Stored dataset items
+ + + + + + +

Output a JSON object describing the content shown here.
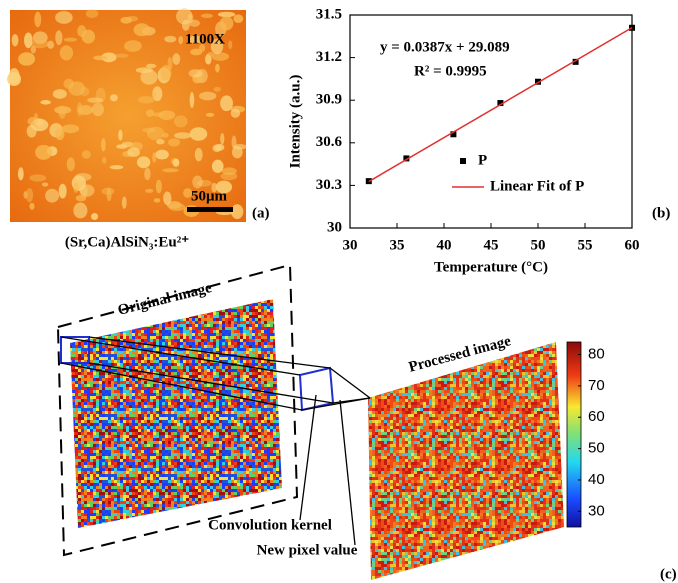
{
  "chart_data": {
    "type": "scatter",
    "x_label": "Temperature (°C)",
    "y_label": "Intensity (a.u.)",
    "annotations": [
      "y = 0.0387x + 29.089",
      "R² = 0.9995"
    ],
    "panel_label": "(b)",
    "xlim": [
      30,
      60
    ],
    "xticks": [
      30,
      35,
      40,
      45,
      50,
      55,
      60
    ],
    "ylim": [
      30,
      31.5
    ],
    "yticks": [
      30,
      30.3,
      30.6,
      30.9,
      31.2,
      31.5
    ],
    "series": [
      {
        "name": "P",
        "color": "#000000",
        "style": "marker",
        "x": [
          32,
          36,
          41,
          46,
          50,
          54,
          60
        ],
        "values": [
          30.33,
          30.49,
          30.66,
          30.88,
          31.03,
          31.17,
          31.41
        ]
      },
      {
        "name": "Linear Fit of P",
        "color": "#e03030",
        "style": "line",
        "x": [
          32,
          60
        ],
        "values": [
          30.327,
          31.411
        ]
      }
    ]
  },
  "panel_a": {
    "magnification": "1100X",
    "scale_bar": "50μm",
    "label": "(a)",
    "caption": "(Sr,Ca)AlSiN₃:Eu²⁺"
  },
  "panel_c": {
    "original": "Original image",
    "processed": "Processed image",
    "kernel": "Convolution kernel",
    "pixel": "New pixel value",
    "label": "(c)",
    "colorbar": {
      "lim": [
        25,
        84
      ],
      "ticks": [
        30,
        40,
        50,
        60,
        70,
        80
      ]
    }
  }
}
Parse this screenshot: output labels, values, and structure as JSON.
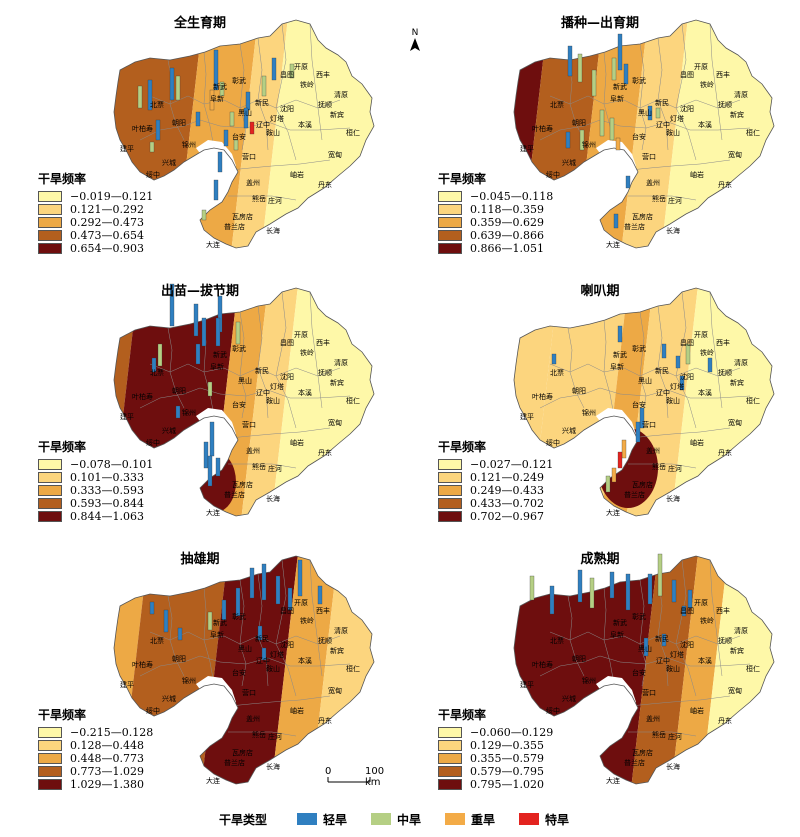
{
  "colors": [
    "#fef8a8",
    "#fcd57e",
    "#eda945",
    "#b35f1e",
    "#6e0e0e"
  ],
  "legend_title": "干旱频率",
  "cities": [
    "新武",
    "彰武",
    "开原",
    "昌图",
    "铁岭",
    "阜新",
    "新民",
    "西丰",
    "抚顺",
    "清原",
    "朝阳",
    "黑山",
    "沈阳",
    "新宾",
    "北票",
    "叶柏寿",
    "锦州",
    "台安",
    "辽中",
    "本溪",
    "桓仁",
    "兴城",
    "营口",
    "鞍山",
    "灯塔",
    "宽甸",
    "绥中",
    "盖州",
    "熊岳",
    "岫岩",
    "丹东",
    "瓦房店",
    "庄河",
    "长海",
    "普兰店",
    "大连",
    "建平"
  ],
  "panels": [
    {
      "title": "全生育期",
      "legend": [
        "−0.019—0.121",
        "0.121—0.292",
        "0.292—0.473",
        "0.473—0.654",
        "0.654—0.903"
      ]
    },
    {
      "title": "播种—出育期",
      "legend": [
        "−0.045—0.118",
        "0.118—0.359",
        "0.359—0.629",
        "0.639—0.866",
        "0.866—1.051"
      ]
    },
    {
      "title": "出苗—拔节期",
      "legend": [
        "−0.078—0.101",
        "0.101—0.333",
        "0.333—0.593",
        "0.593—0.844",
        "0.844—1.063"
      ]
    },
    {
      "title": "喇叭期",
      "legend": [
        "−0.027—0.121",
        "0.121—0.249",
        "0.249—0.433",
        "0.433—0.702",
        "0.702—0.967"
      ]
    },
    {
      "title": "抽雄期",
      "legend": [
        "−0.215—0.128",
        "0.128—0.448",
        "0.448—0.773",
        "0.773—1.029",
        "1.029—1.380"
      ]
    },
    {
      "title": "成熟期",
      "legend": [
        "−0.060—0.129",
        "0.129—0.355",
        "0.355—0.579",
        "0.579—0.795",
        "0.795—1.020"
      ]
    }
  ],
  "north_label": "N",
  "scale": {
    "zero": "0",
    "label": "100 km"
  },
  "drought_types": {
    "title": "干旱类型",
    "items": [
      {
        "label": "轻旱",
        "color": "#2f7fc0"
      },
      {
        "label": "中旱",
        "color": "#b5cf84"
      },
      {
        "label": "重旱",
        "color": "#f3ab47"
      },
      {
        "label": "特旱",
        "color": "#e3231f"
      }
    ]
  }
}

+ + + + + + +

■ **What you need to do**
Repeat the data exactly in full, omitting its pictures.

■ **Solution to this exercise**
Output a JSON object describing the content shown here.
{
  "chart_data": {
    "type": "scatter",
    "x_label": "Temperature (°C)",
    "y_label": "Intensity (a.u.)",
    "annotations": [
      "y = 0.0387x + 29.089",
      "R² = 0.9995"
    ],
    "panel_label": "(b)",
    "xlim": [
      30,
      60
    ],
    "xticks": [
      30,
      35,
      40,
      45,
      50,
      55,
      60
    ],
    "ylim": [
      30,
      31.5
    ],
    "yticks": [
      30,
      30.3,
      30.6,
      30.9,
      31.2,
      31.5
    ],
    "series": [
      {
        "name": "P",
        "color": "#000000",
        "style": "marker",
        "x": [
          32,
          36,
          41,
          46,
          50,
          54,
          60
        ],
        "values": [
          30.33,
          30.49,
          30.66,
          30.88,
          31.03,
          31.17,
          31.41
        ]
      },
      {
        "name": "Linear Fit of P",
        "color": "#e03030",
        "style": "line",
        "x": [
          32,
          60
        ],
        "values": [
          30.327,
          31.411
        ]
      }
    ]
  },
  "panel_a": {
    "magnification": "1100X",
    "scale_bar": "50μm",
    "label": "(a)",
    "caption": "(Sr,Ca)AlSiN₃:Eu²⁺"
  },
  "panel_c": {
    "original": "Original image",
    "processed": "Processed image",
    "kernel": "Convolution kernel",
    "pixel": "New pixel value",
    "label": "(c)",
    "colorbar": {
      "lim": [
        25,
        84
      ],
      "ticks": [
        30,
        40,
        50,
        60,
        70,
        80
      ]
    }
  }
}
Parse this screenshot: output labels, values, and structure as JSON.
{
  "colors": [
    "#fef8a8",
    "#fcd57e",
    "#eda945",
    "#b35f1e",
    "#6e0e0e"
  ],
  "legend_title": "干旱频率",
  "cities": [
    "新武",
    "彰武",
    "开原",
    "昌图",
    "铁岭",
    "阜新",
    "新民",
    "西丰",
    "抚顺",
    "清原",
    "朝阳",
    "黑山",
    "沈阳",
    "新宾",
    "北票",
    "叶柏寿",
    "锦州",
    "台安",
    "辽中",
    "本溪",
    "桓仁",
    "兴城",
    "营口",
    "鞍山",
    "灯塔",
    "宽甸",
    "绥中",
    "盖州",
    "熊岳",
    "岫岩",
    "丹东",
    "瓦房店",
    "庄河",
    "长海",
    "普兰店",
    "大连",
    "建平"
  ],
  "panels": [
    {
      "title": "全生育期",
      "legend": [
        "−0.019—0.121",
        "0.121—0.292",
        "0.292—0.473",
        "0.473—0.654",
        "0.654—0.903"
      ]
    },
    {
      "title": "播种—出育期",
      "legend": [
        "−0.045—0.118",
        "0.118—0.359",
        "0.359—0.629",
        "0.639—0.866",
        "0.866—1.051"
      ]
    },
    {
      "title": "出苗—拔节期",
      "legend": [
        "−0.078—0.101",
        "0.101—0.333",
        "0.333—0.593",
        "0.593—0.844",
        "0.844—1.063"
      ]
    },
    {
      "title": "喇叭期",
      "legend": [
        "−0.027—0.121",
        "0.121—0.249",
        "0.249—0.433",
        "0.433—0.702",
        "0.702—0.967"
      ]
    },
    {
      "title": "抽雄期",
      "legend": [
        "−0.215—0.128",
        "0.128—0.448",
        "0.448—0.773",
        "0.773—1.029",
        "1.029—1.380"
      ]
    },
    {
      "title": "成熟期",
      "legend": [
        "−0.060—0.129",
        "0.129—0.355",
        "0.355—0.579",
        "0.579—0.795",
        "0.795—1.020"
      ]
    }
  ],
  "north_label": "N",
  "scale": {
    "zero": "0",
    "label": "100 km"
  },
  "drought_types": {
    "title": "干旱类型",
    "items": [
      {
        "label": "轻旱",
        "color": "#2f7fc0"
      },
      {
        "label": "中旱",
        "color": "#b5cf84"
      },
      {
        "label": "重旱",
        "color": "#f3ab47"
      },
      {
        "label": "特旱",
        "color": "#e3231f"
      }
    ]
  }
}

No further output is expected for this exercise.